Set down every one of the rows below verbatim, without altering any character.

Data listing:
START
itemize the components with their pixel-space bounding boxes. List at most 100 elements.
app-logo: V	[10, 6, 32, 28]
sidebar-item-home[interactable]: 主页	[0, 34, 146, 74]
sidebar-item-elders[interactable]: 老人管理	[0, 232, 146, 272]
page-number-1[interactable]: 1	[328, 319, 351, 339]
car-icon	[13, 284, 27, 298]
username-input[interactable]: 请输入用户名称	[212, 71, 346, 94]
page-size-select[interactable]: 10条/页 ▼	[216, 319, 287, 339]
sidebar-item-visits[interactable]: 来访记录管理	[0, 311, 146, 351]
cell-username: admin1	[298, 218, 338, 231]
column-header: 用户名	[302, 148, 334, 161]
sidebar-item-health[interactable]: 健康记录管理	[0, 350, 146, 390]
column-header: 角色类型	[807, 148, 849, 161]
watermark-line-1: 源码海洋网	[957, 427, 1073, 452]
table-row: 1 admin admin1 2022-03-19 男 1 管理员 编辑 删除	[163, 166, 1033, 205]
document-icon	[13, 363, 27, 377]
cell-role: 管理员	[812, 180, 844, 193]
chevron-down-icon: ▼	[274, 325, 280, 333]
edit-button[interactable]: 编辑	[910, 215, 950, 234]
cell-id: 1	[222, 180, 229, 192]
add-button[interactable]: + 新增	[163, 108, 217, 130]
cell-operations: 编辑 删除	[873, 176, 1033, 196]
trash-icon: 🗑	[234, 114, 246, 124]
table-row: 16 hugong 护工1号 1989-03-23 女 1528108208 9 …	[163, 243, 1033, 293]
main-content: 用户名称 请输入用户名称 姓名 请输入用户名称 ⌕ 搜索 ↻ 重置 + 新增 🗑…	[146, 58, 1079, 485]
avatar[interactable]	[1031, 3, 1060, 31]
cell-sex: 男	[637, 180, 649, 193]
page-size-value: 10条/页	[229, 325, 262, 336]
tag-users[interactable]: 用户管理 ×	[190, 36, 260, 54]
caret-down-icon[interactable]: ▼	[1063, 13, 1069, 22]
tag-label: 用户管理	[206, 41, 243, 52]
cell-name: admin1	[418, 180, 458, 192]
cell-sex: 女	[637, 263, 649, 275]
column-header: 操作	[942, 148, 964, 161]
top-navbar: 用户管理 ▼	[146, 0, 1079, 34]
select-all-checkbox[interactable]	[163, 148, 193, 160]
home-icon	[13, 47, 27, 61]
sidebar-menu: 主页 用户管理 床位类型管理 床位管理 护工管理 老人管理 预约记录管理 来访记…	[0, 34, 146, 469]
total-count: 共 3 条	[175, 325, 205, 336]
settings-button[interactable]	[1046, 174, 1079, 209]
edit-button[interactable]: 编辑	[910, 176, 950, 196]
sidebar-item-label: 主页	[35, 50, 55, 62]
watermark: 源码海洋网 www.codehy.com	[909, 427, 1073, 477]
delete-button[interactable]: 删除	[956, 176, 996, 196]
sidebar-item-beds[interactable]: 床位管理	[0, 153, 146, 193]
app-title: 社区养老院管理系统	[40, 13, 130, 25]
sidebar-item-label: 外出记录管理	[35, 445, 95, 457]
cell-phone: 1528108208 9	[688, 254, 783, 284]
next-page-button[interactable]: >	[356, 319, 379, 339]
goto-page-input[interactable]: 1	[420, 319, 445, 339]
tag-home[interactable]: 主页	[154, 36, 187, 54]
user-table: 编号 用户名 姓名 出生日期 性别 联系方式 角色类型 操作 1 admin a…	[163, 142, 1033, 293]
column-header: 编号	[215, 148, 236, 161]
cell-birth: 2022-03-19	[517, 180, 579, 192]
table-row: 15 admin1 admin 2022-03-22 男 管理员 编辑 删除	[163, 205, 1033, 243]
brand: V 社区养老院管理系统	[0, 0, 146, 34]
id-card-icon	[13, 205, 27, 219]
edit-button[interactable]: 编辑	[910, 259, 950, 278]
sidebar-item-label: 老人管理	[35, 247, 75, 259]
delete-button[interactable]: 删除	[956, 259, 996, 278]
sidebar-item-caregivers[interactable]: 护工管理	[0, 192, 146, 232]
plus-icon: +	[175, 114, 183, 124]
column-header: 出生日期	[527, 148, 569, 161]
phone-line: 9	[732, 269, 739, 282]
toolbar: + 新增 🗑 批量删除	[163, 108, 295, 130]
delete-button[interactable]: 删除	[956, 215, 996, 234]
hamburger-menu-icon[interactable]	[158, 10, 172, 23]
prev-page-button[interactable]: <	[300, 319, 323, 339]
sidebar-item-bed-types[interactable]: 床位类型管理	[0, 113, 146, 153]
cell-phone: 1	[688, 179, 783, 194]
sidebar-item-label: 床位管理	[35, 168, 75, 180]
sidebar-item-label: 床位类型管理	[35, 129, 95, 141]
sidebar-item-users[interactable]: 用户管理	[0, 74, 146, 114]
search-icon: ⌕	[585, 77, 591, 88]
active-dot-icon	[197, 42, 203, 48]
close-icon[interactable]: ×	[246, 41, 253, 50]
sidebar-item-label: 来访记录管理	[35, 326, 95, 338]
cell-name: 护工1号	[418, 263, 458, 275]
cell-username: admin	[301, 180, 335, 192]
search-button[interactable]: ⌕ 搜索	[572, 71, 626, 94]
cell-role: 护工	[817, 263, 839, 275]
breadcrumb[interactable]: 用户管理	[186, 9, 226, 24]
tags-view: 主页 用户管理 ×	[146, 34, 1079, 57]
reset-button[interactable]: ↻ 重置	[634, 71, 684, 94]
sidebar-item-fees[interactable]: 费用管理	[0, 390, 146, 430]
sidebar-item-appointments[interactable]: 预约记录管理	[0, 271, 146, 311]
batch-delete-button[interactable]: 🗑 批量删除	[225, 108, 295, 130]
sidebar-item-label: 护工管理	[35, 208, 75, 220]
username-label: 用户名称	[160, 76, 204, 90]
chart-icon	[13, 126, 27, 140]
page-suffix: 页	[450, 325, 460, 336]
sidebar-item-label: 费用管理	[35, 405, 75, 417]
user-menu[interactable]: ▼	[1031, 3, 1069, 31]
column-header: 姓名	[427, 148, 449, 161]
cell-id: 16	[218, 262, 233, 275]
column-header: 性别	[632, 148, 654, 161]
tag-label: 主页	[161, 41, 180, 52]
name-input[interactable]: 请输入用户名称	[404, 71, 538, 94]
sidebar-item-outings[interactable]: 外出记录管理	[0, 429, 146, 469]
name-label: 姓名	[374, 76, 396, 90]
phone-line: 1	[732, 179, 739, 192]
END
■ **THE REPLY**
itemize the components with their pixel-space bounding boxes. List at most 100 elements.
app-logo: V	[10, 6, 32, 28]
sidebar-item-home[interactable]: 主页	[0, 34, 146, 74]
sidebar-item-elders[interactable]: 老人管理	[0, 232, 146, 272]
page-number-1[interactable]: 1	[328, 319, 351, 339]
car-icon	[13, 284, 27, 298]
username-input[interactable]: 请输入用户名称	[212, 71, 346, 94]
page-size-select[interactable]: 10条/页 ▼	[216, 319, 287, 339]
sidebar-item-visits[interactable]: 来访记录管理	[0, 311, 146, 351]
cell-username: admin1	[298, 218, 338, 231]
column-header: 用户名	[302, 148, 334, 161]
sidebar-item-health[interactable]: 健康记录管理	[0, 350, 146, 390]
column-header: 角色类型	[807, 148, 849, 161]
watermark-line-1: 源码海洋网	[957, 427, 1073, 452]
table-row: 1 admin admin1 2022-03-19 男 1 管理员 编辑 删除	[163, 166, 1033, 205]
document-icon	[13, 363, 27, 377]
cell-role: 管理员	[812, 180, 844, 193]
chevron-down-icon: ▼	[274, 325, 280, 333]
edit-button[interactable]: 编辑	[910, 215, 950, 234]
cell-id: 1	[222, 180, 229, 192]
add-button[interactable]: + 新增	[163, 108, 217, 130]
cell-operations: 编辑 删除	[873, 176, 1033, 196]
trash-icon: 🗑	[234, 114, 246, 124]
table-row: 16 hugong 护工1号 1989-03-23 女 1528108208 9 …	[163, 243, 1033, 293]
main-content: 用户名称 请输入用户名称 姓名 请输入用户名称 ⌕ 搜索 ↻ 重置 + 新增 🗑…	[146, 58, 1079, 485]
avatar[interactable]	[1031, 3, 1060, 31]
cell-sex: 男	[637, 180, 649, 193]
page-size-value: 10条/页	[229, 325, 262, 336]
tag-users[interactable]: 用户管理 ×	[190, 36, 260, 54]
caret-down-icon[interactable]: ▼	[1063, 13, 1069, 22]
tag-label: 用户管理	[206, 41, 243, 52]
cell-name: admin1	[418, 180, 458, 192]
cell-sex: 女	[637, 263, 649, 275]
column-header: 操作	[942, 148, 964, 161]
top-navbar: 用户管理 ▼	[146, 0, 1079, 34]
select-all-checkbox[interactable]	[163, 148, 193, 160]
home-icon	[13, 47, 27, 61]
sidebar-menu: 主页 用户管理 床位类型管理 床位管理 护工管理 老人管理 预约记录管理 来访记…	[0, 34, 146, 469]
total-count: 共 3 条	[175, 325, 205, 336]
settings-button[interactable]	[1046, 174, 1079, 209]
edit-button[interactable]: 编辑	[910, 176, 950, 196]
sidebar-item-label: 主页	[35, 50, 55, 62]
watermark: 源码海洋网 www.codehy.com	[909, 427, 1073, 477]
delete-button[interactable]: 删除	[956, 176, 996, 196]
sidebar-item-beds[interactable]: 床位管理	[0, 153, 146, 193]
app-title: 社区养老院管理系统	[40, 13, 130, 25]
sidebar-item-label: 外出记录管理	[35, 445, 95, 457]
cell-phone: 1528108208 9	[688, 254, 783, 284]
next-page-button[interactable]: >	[356, 319, 379, 339]
goto-page-input[interactable]: 1	[420, 319, 445, 339]
tag-home[interactable]: 主页	[154, 36, 187, 54]
user-table: 编号 用户名 姓名 出生日期 性别 联系方式 角色类型 操作 1 admin a…	[163, 142, 1033, 293]
column-header: 编号	[215, 148, 236, 161]
cell-birth: 2022-03-19	[517, 180, 579, 192]
table-row: 15 admin1 admin 2022-03-22 男 管理员 编辑 删除	[163, 205, 1033, 243]
brand: V 社区养老院管理系统	[0, 0, 146, 34]
id-card-icon	[13, 205, 27, 219]
edit-button[interactable]: 编辑	[910, 259, 950, 278]
sidebar-item-label: 老人管理	[35, 247, 75, 259]
delete-button[interactable]: 删除	[956, 259, 996, 278]
sidebar-item-caregivers[interactable]: 护工管理	[0, 192, 146, 232]
plus-icon: +	[175, 114, 183, 124]
column-header: 出生日期	[527, 148, 569, 161]
phone-line: 9	[732, 269, 739, 282]
toolbar: + 新增 🗑 批量删除	[163, 108, 295, 130]
delete-button[interactable]: 删除	[956, 215, 996, 234]
hamburger-menu-icon[interactable]	[158, 10, 172, 23]
prev-page-button[interactable]: <	[300, 319, 323, 339]
sidebar-item-bed-types[interactable]: 床位类型管理	[0, 113, 146, 153]
cell-phone: 1	[688, 179, 783, 194]
sidebar-item-label: 床位管理	[35, 168, 75, 180]
sidebar-item-label: 床位类型管理	[35, 129, 95, 141]
sidebar-item-users[interactable]: 用户管理	[0, 74, 146, 114]
search-icon: ⌕	[585, 77, 591, 88]
active-dot-icon	[197, 42, 203, 48]
close-icon[interactable]: ×	[246, 41, 253, 50]
sidebar-item-label: 来访记录管理	[35, 326, 95, 338]
cell-name: 护工1号	[418, 263, 458, 275]
cell-username: admin	[301, 180, 335, 192]
search-button[interactable]: ⌕ 搜索	[572, 71, 626, 94]
cell-role: 护工	[817, 263, 839, 275]
breadcrumb[interactable]: 用户管理	[186, 9, 226, 24]
tags-view: 主页 用户管理 ×	[146, 34, 1079, 57]
reset-button[interactable]: ↻ 重置	[634, 71, 684, 94]
sidebar-item-fees[interactable]: 费用管理	[0, 390, 146, 430]
sidebar-item-appointments[interactable]: 预约记录管理	[0, 271, 146, 311]
batch-delete-button[interactable]: 🗑 批量删除	[225, 108, 295, 130]
sidebar-item-label: 护工管理	[35, 208, 75, 220]
username-label: 用户名称	[160, 76, 204, 90]
chart-icon	[13, 126, 27, 140]
page-suffix: 页	[450, 325, 460, 336]
sidebar-item-label: 费用管理	[35, 405, 75, 417]
user-menu[interactable]: ▼	[1031, 3, 1069, 31]
column-header: 姓名	[427, 148, 449, 161]
cell-id: 16	[218, 262, 233, 275]
column-header: 性别	[632, 148, 654, 161]
tag-label: 主页	[161, 41, 180, 52]
name-input[interactable]: 请输入用户名称	[404, 71, 538, 94]
sidebar-item-outings[interactable]: 外出记录管理	[0, 429, 146, 469]
name-label: 姓名	[374, 76, 396, 90]
phone-line: 1	[732, 179, 739, 192]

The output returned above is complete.